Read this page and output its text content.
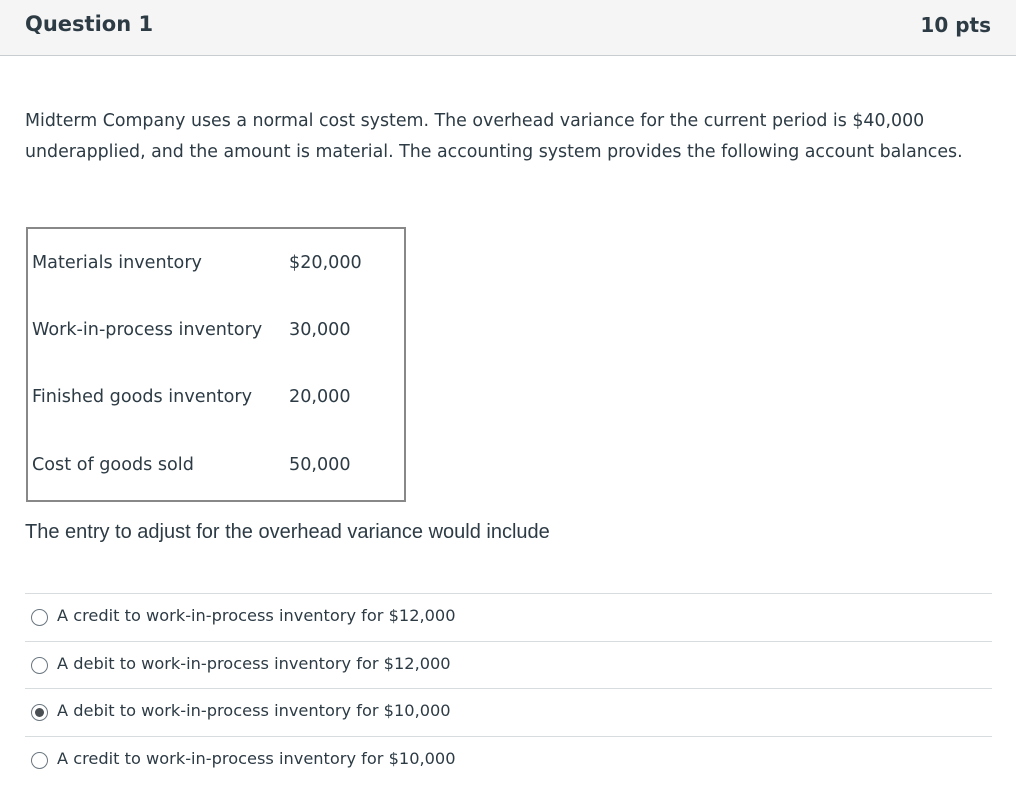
Question 1	10 pts
Midterm Company uses a normal cost system. The overhead variance for the current period is $40,000 underapplied, and the amount is material. The accounting system provides the following account balances.
Materials inventory	$20,000
Work-in-process inventory 30,000
Finished goods inventory 20,000
Cost of goods sold	50,000
The entry to adjust for the overhead variance would include
A credit to work-in-process inventory for $12,000
A debit to work-in-process inventory for $12,000
A debit to work-in-process inventory for $10,000
A credit to work-in-process inventory for $10,000
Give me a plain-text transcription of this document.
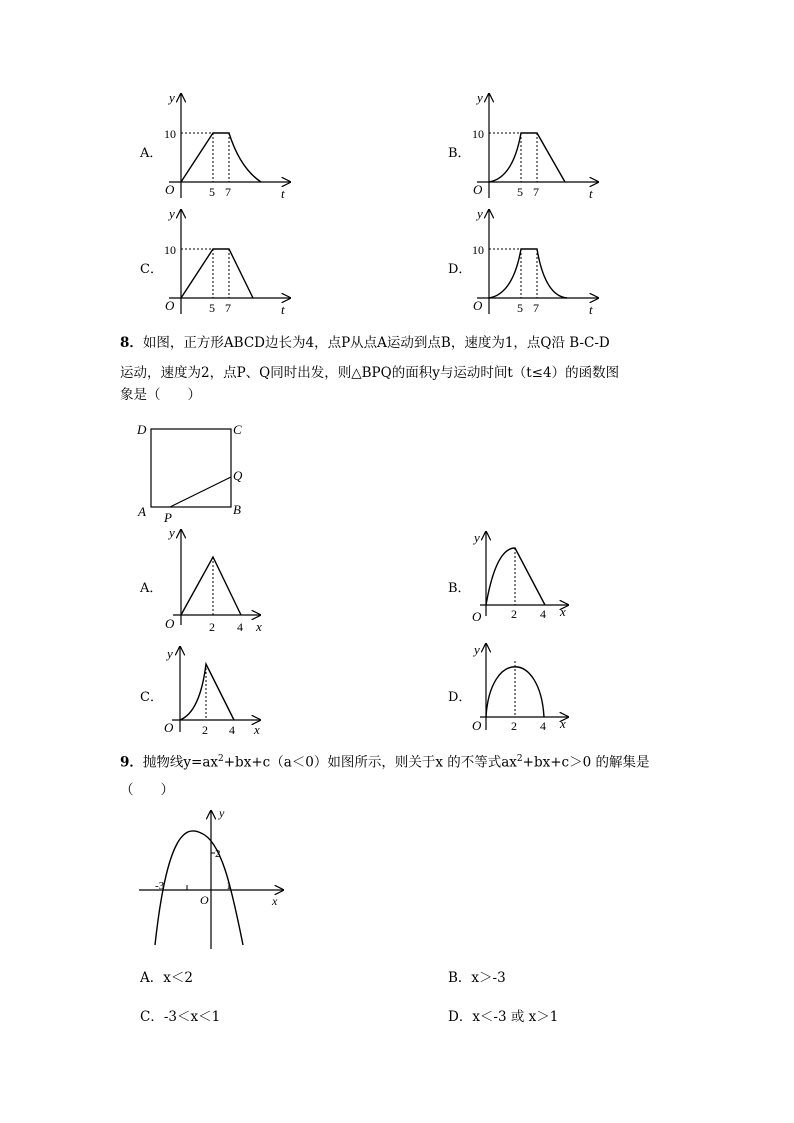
A．
y
t
O
10
5 7
B．
y
t
O
10
5 7
C．
y
t
O
10
5 7
D．
y
t
O
10
5 7
8．如图，正方形ABCD边长为4，点P从点A运动到点B，速度为1，点Q沿 B-C-D
运动，速度为2，点P、Q同时出发，则△BPQ的面积y与运动时间t（t≤4）的函数图
象是（　　）
D	C
Q
A P
B
A．
y
x
O	2 4
B．
y
x
O 2 4
C．
y
x
O 2 4
D．
y
x
O 2 4
9．抛物线$y=ax^2+bx+c(a<0)$如图所示，则关于x 的不等式$ax^2+bx+c>0$ 的解集是
（　　）
y
x
O
2
-3	1
A．x＜2	B．x＞-3
C．-3＜x＜1	D．x＜-3 或 x＞1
******
• [REQUIRED TASK]:
Every entry should be returned exactly as written, minus the pictures.

• [FINAL ANSWER]:
Read this page and output its text content.
Question 1	10 pts
Midterm Company uses a normal cost system. The overhead variance for the current period is $40,000 underapplied, and the amount is material. The accounting system provides the following account balances.
Materials inventory	$20,000
Work-in-process inventory 30,000
Finished goods inventory 20,000
Cost of goods sold	50,000
The entry to adjust for the overhead variance would include
A credit to work-in-process inventory for $12,000
A debit to work-in-process inventory for $12,000
A debit to work-in-process inventory for $10,000
A credit to work-in-process inventory for $10,000
Give me a plain-text transcription of this document.
A．
y
t
O
10
5 7
B．
y
t
O
10
5 7
C．
y
t
O
10
5 7
D．
y
t
O
10
5 7
8．如图，正方形ABCD边长为4，点P从点A运动到点B，速度为1，点Q沿 B-C-D
运动，速度为2，点P、Q同时出发，则△BPQ的面积y与运动时间t（t≤4）的函数图
象是（　　）
D	C
Q
A P
B
A．
y
x
O	2 4
B．
y
x
O 2 4
C．
y
x
O 2 4
D．
y
x
O 2 4
9．抛物线$y=ax^2+bx+c(a<0)$如图所示，则关于x 的不等式$ax^2+bx+c>0$ 的解集是
（　　）
y
x
O
2
-3	1
A．x＜2	B．x＞-3
C．-3＜x＜1	D．x＜-3 或 x＞1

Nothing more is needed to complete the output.